(Collected data entries)
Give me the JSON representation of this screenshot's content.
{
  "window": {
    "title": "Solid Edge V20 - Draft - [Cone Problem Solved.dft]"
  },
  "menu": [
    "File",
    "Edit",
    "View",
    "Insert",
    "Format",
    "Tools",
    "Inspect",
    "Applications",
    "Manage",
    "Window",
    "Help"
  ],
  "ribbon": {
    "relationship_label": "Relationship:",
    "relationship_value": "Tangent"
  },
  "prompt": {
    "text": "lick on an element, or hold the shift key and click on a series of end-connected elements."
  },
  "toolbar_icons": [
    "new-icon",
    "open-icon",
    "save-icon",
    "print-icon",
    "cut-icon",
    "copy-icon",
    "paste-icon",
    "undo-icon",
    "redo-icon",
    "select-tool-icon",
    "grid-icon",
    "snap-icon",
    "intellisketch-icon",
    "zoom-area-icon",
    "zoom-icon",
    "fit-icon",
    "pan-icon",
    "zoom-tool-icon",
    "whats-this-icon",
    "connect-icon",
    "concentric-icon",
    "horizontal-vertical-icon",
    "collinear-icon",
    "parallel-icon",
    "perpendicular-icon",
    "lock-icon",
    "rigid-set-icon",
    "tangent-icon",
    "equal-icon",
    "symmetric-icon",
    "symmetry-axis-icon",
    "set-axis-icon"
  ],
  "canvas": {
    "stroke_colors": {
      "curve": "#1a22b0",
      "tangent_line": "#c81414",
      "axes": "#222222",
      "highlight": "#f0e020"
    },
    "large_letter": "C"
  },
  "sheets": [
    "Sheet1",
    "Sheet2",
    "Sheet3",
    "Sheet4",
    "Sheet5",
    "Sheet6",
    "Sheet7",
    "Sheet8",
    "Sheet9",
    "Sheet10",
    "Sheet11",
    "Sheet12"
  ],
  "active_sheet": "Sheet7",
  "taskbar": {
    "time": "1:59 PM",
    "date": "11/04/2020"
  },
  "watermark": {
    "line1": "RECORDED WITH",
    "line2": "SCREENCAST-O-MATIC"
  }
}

Problem details = Repeat every line of the material exactly as given.

Exercise solution =
Give me the JSON representation of this screenshot's content.
{
  "window": {
    "title": "Solid Edge V20 - Draft - [Cone Problem Solved.dft]"
  },
  "menu": [
    "File",
    "Edit",
    "View",
    "Insert",
    "Format",
    "Tools",
    "Inspect",
    "Applications",
    "Manage",
    "Window",
    "Help"
  ],
  "ribbon": {
    "relationship_label": "Relationship:",
    "relationship_value": "Tangent"
  },
  "prompt": {
    "text": "lick on an element, or hold the shift key and click on a series of end-connected elements."
  },
  "toolbar_icons": [
    "new-icon",
    "open-icon",
    "save-icon",
    "print-icon",
    "cut-icon",
    "copy-icon",
    "paste-icon",
    "undo-icon",
    "redo-icon",
    "select-tool-icon",
    "grid-icon",
    "snap-icon",
    "intellisketch-icon",
    "zoom-area-icon",
    "zoom-icon",
    "fit-icon",
    "pan-icon",
    "zoom-tool-icon",
    "whats-this-icon",
    "connect-icon",
    "concentric-icon",
    "horizontal-vertical-icon",
    "collinear-icon",
    "parallel-icon",
    "perpendicular-icon",
    "lock-icon",
    "rigid-set-icon",
    "tangent-icon",
    "equal-icon",
    "symmetric-icon",
    "symmetry-axis-icon",
    "set-axis-icon"
  ],
  "canvas": {
    "stroke_colors": {
      "curve": "#1a22b0",
      "tangent_line": "#c81414",
      "axes": "#222222",
      "highlight": "#f0e020"
    },
    "large_letter": "C"
  },
  "sheets": [
    "Sheet1",
    "Sheet2",
    "Sheet3",
    "Sheet4",
    "Sheet5",
    "Sheet6",
    "Sheet7",
    "Sheet8",
    "Sheet9",
    "Sheet10",
    "Sheet11",
    "Sheet12"
  ],
  "active_sheet": "Sheet7",
  "taskbar": {
    "time": "1:59 PM",
    "date": "11/04/2020"
  },
  "watermark": {
    "line1": "RECORDED WITH",
    "line2": "SCREENCAST-O-MATIC"
  }
}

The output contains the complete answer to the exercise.